** Start **

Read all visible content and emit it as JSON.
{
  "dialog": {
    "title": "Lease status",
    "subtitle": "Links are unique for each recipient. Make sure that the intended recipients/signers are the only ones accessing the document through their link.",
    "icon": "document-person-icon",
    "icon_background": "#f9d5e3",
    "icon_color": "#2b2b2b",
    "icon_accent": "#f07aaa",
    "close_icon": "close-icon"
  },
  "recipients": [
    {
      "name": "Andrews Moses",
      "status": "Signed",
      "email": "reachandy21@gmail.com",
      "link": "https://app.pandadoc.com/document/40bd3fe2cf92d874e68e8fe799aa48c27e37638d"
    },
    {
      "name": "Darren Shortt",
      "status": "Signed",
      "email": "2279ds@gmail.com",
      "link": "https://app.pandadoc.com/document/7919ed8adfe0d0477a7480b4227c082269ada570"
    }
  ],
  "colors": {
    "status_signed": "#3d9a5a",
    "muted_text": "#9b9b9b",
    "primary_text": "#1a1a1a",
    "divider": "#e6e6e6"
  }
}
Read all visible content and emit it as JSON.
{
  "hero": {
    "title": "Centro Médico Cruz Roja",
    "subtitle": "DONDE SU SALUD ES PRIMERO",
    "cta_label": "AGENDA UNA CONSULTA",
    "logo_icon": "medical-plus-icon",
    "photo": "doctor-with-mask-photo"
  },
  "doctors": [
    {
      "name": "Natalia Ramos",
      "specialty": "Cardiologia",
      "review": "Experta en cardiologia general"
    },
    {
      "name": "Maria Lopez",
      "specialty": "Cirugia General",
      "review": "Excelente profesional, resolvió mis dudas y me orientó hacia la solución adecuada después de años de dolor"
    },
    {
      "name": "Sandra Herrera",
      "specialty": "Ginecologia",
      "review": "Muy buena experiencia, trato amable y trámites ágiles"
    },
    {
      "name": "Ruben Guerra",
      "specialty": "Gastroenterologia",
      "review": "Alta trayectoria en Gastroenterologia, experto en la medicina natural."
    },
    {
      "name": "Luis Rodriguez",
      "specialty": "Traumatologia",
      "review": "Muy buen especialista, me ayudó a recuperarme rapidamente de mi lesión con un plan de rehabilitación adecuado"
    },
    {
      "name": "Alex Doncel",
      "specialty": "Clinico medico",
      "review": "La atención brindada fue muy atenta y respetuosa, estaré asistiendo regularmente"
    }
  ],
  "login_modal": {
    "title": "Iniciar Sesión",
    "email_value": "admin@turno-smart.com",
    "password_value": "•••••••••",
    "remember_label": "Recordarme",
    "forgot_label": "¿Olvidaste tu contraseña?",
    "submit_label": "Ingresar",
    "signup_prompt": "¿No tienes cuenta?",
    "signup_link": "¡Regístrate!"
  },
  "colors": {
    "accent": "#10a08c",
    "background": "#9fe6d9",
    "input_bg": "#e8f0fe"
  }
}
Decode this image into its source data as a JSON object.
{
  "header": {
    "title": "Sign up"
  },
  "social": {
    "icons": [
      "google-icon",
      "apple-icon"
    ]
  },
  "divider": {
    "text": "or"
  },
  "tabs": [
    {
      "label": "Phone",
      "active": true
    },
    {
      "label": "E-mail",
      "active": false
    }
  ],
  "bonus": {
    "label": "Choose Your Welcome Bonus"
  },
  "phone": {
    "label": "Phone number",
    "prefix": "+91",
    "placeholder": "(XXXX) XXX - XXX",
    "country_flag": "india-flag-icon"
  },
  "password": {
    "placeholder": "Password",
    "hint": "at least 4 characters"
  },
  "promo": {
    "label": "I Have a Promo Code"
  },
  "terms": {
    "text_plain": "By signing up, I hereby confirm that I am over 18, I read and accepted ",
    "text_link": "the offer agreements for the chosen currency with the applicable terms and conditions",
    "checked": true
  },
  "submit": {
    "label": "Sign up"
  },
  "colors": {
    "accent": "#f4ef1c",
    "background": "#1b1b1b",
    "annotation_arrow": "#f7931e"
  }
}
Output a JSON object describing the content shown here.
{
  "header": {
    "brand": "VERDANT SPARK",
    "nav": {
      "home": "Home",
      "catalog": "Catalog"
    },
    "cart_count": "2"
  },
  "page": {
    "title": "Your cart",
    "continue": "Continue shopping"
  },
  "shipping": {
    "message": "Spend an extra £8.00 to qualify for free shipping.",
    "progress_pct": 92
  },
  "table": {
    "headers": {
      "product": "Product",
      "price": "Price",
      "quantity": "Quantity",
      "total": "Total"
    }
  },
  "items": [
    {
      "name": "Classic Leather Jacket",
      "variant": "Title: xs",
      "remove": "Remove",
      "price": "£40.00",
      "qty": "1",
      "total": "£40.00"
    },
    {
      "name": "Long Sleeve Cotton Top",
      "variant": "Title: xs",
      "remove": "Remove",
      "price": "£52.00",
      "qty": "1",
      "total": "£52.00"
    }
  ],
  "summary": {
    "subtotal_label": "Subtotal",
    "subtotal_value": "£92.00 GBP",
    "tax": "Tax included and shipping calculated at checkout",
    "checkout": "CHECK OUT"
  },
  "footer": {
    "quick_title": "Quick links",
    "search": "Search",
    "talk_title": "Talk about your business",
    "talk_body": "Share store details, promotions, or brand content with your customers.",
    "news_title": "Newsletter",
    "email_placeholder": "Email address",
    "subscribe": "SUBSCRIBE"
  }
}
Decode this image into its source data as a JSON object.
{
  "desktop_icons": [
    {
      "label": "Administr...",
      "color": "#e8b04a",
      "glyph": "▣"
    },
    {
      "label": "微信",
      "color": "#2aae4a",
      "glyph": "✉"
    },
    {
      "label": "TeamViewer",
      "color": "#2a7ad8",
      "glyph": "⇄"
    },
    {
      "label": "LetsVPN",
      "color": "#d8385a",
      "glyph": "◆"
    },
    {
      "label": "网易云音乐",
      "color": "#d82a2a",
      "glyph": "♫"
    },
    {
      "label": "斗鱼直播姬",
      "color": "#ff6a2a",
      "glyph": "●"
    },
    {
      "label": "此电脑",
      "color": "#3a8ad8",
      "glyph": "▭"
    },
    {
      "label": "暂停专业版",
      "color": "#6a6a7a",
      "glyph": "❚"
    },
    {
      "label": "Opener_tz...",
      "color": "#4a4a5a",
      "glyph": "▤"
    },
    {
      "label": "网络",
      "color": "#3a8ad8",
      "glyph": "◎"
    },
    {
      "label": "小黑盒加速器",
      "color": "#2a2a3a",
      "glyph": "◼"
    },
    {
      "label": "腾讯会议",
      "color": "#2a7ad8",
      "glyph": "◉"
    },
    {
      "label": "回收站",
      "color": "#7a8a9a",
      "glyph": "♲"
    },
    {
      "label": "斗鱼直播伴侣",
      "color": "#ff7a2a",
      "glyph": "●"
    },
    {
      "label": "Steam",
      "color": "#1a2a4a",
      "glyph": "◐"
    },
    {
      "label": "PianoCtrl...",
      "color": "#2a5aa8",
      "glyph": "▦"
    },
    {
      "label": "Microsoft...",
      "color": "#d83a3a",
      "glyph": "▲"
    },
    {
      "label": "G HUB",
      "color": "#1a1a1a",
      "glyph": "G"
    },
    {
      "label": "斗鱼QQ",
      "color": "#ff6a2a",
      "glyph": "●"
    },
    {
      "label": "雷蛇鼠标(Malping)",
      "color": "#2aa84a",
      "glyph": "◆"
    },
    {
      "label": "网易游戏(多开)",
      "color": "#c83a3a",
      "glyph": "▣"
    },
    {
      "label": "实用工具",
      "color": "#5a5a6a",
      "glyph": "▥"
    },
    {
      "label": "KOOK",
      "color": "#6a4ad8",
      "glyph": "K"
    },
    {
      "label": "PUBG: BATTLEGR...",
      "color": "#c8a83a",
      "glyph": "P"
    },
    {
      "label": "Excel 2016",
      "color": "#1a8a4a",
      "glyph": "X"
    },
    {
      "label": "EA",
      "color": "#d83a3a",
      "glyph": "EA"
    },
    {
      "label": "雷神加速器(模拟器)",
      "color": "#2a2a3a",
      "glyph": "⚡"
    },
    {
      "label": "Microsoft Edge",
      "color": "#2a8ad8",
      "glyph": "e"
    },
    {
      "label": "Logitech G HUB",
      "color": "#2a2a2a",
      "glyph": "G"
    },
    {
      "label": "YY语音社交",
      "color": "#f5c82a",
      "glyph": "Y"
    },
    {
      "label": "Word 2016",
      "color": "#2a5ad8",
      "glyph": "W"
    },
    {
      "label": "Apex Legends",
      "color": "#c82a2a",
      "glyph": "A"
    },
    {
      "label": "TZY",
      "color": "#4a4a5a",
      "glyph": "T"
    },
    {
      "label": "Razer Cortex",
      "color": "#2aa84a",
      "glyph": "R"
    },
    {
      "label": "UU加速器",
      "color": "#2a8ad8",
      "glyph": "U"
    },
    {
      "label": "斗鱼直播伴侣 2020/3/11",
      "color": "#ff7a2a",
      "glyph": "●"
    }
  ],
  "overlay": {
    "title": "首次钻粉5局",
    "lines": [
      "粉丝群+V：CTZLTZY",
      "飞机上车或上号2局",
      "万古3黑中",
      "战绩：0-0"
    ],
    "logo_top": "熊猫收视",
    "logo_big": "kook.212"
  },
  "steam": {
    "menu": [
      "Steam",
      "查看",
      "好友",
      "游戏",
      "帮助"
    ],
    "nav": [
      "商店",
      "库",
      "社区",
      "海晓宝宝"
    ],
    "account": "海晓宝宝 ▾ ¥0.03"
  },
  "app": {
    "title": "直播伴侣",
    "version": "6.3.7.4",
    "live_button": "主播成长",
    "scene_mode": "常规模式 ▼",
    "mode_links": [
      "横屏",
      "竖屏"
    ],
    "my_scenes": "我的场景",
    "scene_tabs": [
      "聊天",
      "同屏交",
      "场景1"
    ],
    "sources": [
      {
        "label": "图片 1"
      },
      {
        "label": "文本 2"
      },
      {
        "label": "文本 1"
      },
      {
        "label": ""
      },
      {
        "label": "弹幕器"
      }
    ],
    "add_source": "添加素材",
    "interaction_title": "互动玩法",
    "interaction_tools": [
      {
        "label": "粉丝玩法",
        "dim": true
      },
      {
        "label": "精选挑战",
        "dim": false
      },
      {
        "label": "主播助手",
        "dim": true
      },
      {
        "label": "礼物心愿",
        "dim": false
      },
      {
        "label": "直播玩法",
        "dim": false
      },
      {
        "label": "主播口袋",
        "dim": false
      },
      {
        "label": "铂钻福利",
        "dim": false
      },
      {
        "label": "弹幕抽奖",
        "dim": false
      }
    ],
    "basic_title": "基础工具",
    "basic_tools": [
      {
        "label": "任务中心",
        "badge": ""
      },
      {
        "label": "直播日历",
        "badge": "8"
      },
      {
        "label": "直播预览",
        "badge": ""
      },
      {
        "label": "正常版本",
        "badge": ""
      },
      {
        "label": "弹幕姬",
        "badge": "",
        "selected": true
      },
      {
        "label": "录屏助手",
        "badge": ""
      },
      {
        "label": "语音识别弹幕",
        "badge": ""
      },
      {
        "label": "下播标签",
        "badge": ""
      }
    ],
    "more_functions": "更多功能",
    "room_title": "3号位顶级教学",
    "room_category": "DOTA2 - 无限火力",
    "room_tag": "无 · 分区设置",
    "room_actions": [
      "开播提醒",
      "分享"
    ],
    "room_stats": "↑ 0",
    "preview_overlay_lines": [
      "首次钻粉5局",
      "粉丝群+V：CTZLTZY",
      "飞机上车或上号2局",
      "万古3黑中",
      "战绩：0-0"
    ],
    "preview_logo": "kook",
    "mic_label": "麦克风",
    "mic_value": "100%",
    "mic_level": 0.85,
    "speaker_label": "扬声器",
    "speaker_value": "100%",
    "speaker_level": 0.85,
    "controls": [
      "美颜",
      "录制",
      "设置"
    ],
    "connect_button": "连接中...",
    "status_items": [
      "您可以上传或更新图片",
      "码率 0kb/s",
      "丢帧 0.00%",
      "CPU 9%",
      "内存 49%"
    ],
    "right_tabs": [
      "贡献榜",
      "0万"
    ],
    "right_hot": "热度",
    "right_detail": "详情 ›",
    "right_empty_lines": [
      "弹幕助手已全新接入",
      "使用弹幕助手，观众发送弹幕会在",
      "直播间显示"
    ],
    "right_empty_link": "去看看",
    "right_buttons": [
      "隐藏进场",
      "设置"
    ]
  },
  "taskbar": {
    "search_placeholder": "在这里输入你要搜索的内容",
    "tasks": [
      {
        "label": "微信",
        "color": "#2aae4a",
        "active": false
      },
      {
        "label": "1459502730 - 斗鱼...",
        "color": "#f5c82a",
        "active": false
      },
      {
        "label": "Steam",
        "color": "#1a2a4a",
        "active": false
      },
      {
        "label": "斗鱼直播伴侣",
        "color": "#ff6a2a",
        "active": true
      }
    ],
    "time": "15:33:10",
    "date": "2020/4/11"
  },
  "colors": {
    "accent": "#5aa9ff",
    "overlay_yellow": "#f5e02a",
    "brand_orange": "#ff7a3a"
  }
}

** End **

▶ [STATED EXERCISE]: Using the listing above, gather each line that holds the string "pandadoc" and copy it.

▶ [SOLUTION FOR THIS TASK]:
      "link": "https://app.pandadoc.com/document/40bd3fe2cf92d874e68e8fe799aa48c27e37638d"
      "link": "https://app.pandadoc.com/document/7919ed8adfe0d0477a7480b4227c082269ada570"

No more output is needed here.